• Written task: Extract all lines containing "pure".

— BEGIN Extracted information —

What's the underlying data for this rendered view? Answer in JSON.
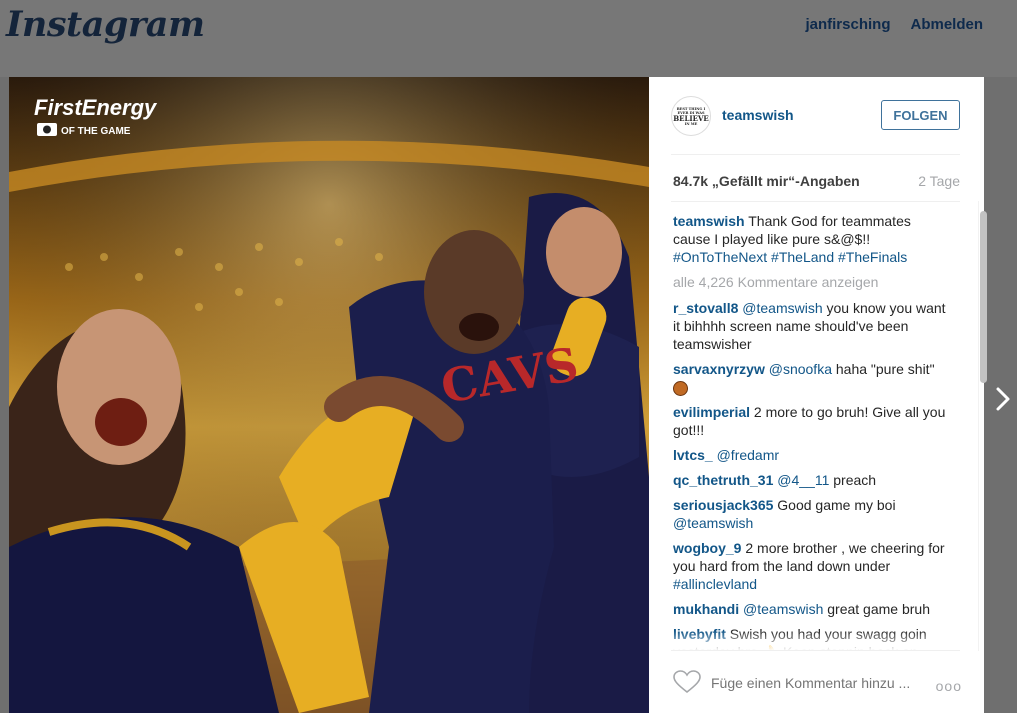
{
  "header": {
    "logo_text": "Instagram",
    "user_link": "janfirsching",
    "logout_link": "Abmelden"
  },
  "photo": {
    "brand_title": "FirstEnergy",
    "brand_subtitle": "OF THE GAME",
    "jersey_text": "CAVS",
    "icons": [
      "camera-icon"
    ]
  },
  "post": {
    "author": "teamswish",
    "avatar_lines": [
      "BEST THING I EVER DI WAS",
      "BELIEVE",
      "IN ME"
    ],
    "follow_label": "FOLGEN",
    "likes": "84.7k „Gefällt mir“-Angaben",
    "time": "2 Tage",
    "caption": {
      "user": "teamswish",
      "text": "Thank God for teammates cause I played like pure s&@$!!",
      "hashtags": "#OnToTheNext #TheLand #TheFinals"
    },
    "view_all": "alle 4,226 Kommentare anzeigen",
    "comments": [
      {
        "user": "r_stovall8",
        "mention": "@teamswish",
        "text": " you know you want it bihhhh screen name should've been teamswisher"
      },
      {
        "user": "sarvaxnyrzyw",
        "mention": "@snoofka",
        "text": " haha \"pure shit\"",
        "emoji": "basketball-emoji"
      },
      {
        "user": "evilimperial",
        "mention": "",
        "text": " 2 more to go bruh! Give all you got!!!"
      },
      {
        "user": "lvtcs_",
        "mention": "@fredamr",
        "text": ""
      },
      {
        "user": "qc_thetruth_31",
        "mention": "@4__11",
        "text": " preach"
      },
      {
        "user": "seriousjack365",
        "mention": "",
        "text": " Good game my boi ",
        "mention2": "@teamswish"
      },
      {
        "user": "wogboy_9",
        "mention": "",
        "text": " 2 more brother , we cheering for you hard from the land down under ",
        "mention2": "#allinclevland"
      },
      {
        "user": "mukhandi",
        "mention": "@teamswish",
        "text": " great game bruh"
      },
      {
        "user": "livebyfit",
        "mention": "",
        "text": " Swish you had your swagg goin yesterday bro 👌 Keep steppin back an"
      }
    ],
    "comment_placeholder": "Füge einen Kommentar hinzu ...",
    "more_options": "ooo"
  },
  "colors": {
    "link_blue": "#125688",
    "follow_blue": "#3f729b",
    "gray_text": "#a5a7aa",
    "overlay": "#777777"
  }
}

— END Extracted information —

• Complete answer:
      "text": "Thank God for teammates cause I played like pure s&@$!!",
        "text": " haha \"pure shit\"",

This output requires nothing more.